▸ Goal of the exercise
Pick out every line in the data below that holds "Bussler".

▸ Entries supplied
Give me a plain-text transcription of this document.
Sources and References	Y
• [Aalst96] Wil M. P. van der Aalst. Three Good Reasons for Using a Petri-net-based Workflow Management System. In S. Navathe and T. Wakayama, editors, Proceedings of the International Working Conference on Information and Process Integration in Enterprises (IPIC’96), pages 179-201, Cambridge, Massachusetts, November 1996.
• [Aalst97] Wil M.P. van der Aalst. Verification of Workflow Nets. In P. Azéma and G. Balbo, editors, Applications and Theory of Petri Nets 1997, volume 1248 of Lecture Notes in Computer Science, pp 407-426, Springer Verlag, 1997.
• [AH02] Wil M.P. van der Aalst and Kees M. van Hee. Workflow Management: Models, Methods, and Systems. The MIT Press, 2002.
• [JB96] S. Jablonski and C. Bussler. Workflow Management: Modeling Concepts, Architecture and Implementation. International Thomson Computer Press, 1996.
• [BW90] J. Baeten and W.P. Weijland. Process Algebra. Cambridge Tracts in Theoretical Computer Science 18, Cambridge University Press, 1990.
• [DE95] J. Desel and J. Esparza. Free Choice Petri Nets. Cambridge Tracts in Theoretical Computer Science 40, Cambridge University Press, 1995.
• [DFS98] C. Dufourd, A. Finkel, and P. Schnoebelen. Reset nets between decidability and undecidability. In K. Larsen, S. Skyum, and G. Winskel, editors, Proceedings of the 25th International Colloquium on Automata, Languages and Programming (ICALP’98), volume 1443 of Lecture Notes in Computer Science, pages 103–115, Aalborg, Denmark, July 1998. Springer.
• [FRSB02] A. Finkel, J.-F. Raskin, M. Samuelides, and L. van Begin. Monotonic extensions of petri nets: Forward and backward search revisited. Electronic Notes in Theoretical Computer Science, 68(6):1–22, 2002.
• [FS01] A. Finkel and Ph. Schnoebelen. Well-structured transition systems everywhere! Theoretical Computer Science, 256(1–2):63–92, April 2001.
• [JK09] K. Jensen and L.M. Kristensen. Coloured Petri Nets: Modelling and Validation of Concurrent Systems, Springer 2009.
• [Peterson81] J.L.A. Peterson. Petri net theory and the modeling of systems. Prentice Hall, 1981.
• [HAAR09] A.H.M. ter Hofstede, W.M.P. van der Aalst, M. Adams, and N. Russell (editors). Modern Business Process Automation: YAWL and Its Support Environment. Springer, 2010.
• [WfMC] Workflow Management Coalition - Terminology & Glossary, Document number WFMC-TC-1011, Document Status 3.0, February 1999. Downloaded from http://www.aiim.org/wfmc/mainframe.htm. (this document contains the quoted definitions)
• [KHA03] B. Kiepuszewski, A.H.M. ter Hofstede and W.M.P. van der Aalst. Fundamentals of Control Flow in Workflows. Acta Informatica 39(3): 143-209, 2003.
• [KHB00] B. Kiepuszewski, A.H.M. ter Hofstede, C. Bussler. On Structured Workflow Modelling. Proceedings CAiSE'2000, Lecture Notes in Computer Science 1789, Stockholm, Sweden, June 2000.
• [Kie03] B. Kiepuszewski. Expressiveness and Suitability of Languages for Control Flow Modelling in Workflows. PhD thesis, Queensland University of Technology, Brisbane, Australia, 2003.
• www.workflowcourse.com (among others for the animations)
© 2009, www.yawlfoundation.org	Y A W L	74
---
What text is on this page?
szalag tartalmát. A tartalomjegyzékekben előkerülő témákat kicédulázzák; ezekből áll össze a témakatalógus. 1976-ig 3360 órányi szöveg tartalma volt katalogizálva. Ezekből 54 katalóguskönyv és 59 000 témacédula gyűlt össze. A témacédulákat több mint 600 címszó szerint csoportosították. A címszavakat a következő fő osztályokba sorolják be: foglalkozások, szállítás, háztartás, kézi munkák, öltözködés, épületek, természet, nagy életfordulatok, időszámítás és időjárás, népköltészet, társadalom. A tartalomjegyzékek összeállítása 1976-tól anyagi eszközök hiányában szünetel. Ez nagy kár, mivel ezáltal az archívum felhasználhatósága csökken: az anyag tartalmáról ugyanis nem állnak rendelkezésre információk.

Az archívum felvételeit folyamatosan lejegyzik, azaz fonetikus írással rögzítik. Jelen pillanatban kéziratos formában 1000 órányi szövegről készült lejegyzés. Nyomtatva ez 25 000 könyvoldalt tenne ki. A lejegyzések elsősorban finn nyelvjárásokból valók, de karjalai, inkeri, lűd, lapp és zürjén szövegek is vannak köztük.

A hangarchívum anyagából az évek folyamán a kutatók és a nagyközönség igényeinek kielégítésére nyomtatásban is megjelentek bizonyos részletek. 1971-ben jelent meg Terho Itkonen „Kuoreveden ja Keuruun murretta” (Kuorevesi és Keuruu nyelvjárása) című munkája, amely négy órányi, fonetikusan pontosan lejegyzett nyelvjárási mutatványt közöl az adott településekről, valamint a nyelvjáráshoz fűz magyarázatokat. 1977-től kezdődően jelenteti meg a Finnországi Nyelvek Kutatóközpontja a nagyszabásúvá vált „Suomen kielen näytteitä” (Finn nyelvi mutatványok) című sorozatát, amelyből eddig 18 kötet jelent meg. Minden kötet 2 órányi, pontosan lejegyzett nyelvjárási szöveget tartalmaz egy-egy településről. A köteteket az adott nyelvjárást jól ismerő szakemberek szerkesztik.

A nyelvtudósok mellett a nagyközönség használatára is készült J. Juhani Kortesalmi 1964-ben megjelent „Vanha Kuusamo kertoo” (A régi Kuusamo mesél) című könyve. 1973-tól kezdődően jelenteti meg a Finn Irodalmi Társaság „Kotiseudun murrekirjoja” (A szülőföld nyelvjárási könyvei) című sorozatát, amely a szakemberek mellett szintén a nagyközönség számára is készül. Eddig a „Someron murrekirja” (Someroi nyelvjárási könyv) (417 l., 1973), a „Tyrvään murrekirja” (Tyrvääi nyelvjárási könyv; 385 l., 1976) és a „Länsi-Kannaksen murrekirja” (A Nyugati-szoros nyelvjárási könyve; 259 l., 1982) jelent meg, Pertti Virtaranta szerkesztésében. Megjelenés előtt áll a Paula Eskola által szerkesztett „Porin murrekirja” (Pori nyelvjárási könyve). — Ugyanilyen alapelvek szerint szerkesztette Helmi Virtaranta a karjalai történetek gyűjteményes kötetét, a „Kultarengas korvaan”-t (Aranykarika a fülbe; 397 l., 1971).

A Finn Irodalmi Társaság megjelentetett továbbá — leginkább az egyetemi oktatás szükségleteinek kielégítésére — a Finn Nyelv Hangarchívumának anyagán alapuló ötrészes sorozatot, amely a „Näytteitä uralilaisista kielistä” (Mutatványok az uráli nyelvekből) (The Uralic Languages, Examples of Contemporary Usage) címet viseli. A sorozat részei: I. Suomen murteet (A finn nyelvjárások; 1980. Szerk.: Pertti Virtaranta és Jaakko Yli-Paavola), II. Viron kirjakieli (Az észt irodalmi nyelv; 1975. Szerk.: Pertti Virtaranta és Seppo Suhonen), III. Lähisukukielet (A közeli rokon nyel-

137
...
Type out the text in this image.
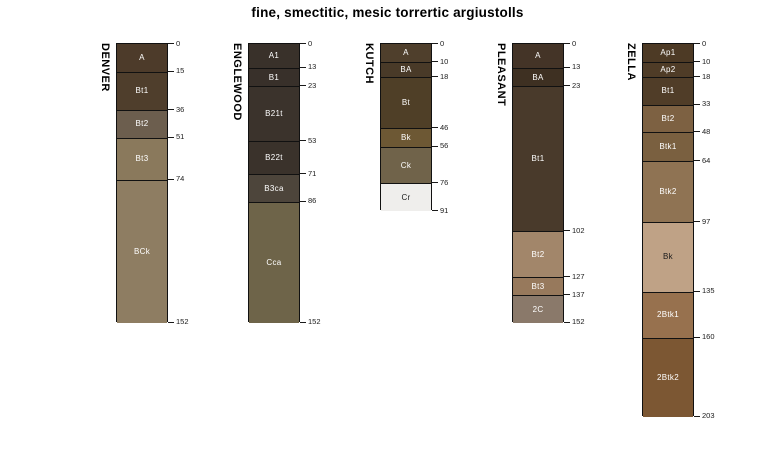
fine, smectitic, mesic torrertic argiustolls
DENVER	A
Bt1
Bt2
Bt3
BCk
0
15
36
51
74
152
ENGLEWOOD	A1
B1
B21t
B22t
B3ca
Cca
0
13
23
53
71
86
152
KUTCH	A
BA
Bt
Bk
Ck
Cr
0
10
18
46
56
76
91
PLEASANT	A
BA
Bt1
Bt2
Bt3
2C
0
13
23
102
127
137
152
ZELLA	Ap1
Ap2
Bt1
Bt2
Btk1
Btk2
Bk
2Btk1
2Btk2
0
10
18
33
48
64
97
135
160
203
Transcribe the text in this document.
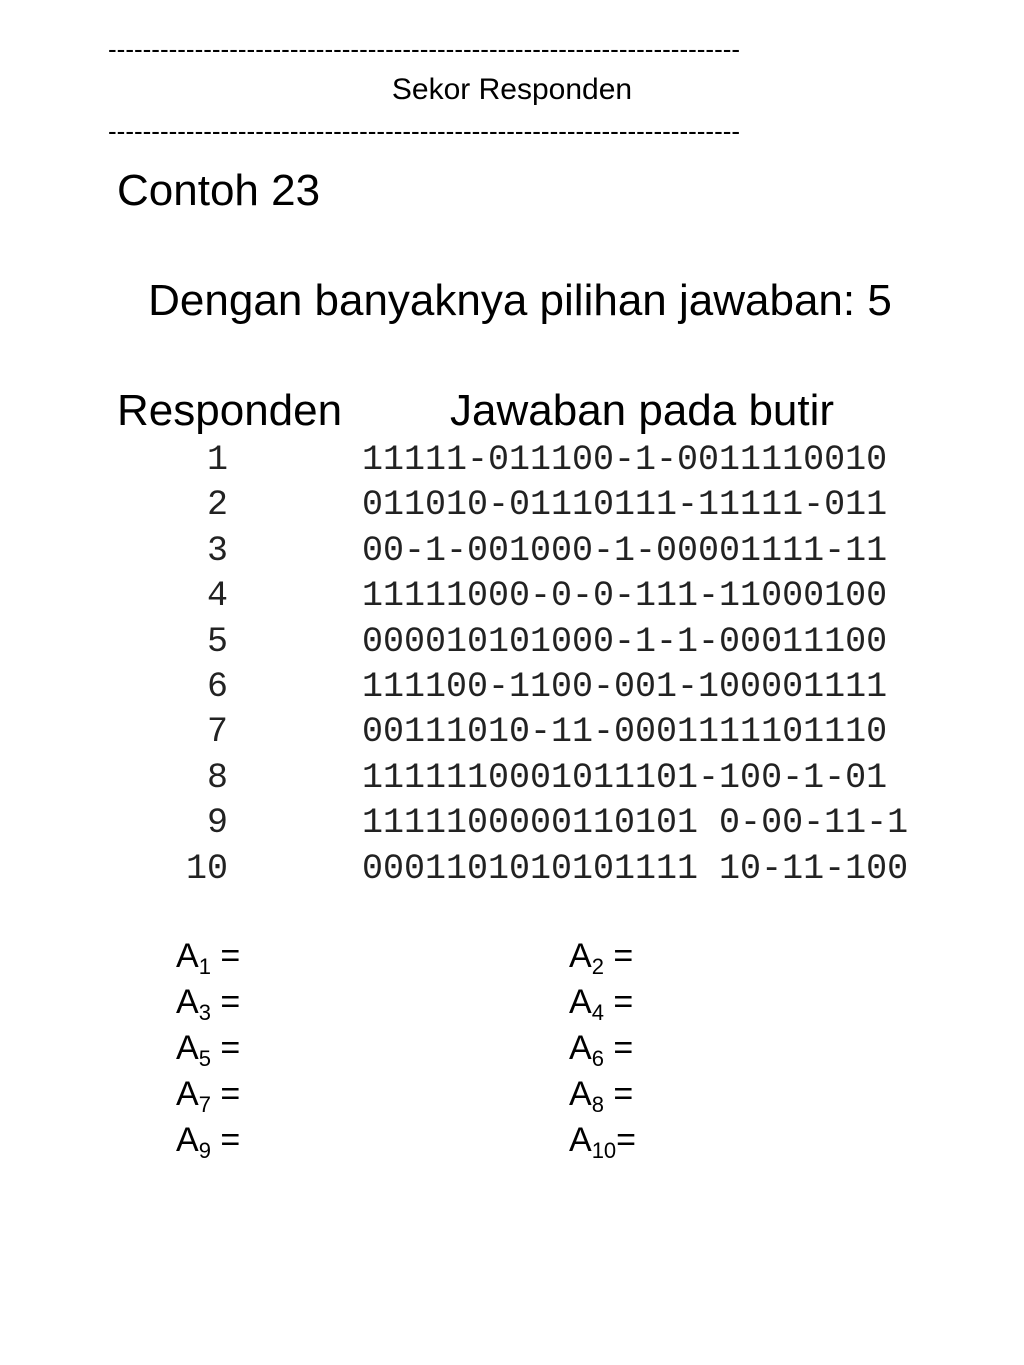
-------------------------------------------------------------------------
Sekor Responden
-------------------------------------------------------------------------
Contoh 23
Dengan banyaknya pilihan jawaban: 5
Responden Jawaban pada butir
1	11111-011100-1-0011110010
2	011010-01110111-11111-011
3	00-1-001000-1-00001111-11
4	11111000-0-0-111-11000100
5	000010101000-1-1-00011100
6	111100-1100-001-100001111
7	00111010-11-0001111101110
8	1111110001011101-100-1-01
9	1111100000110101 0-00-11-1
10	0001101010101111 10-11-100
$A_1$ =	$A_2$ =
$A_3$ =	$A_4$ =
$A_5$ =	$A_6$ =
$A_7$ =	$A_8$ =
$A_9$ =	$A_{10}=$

▸ Problem solution
• [JB96] S. Jablonski and C. Bussler. Workflow Management: Modeling Concepts, Architecture and Implementation. International Thomson Computer Press, 1996.
• [KHB00] B. Kiepuszewski, A.H.M. ter Hofstede, C. Bussler. On Structured Workflow Modelling. Proceedings CAiSE'2000, Lecture Notes in Computer Science 1789, Stockholm, Sweden, June 2000.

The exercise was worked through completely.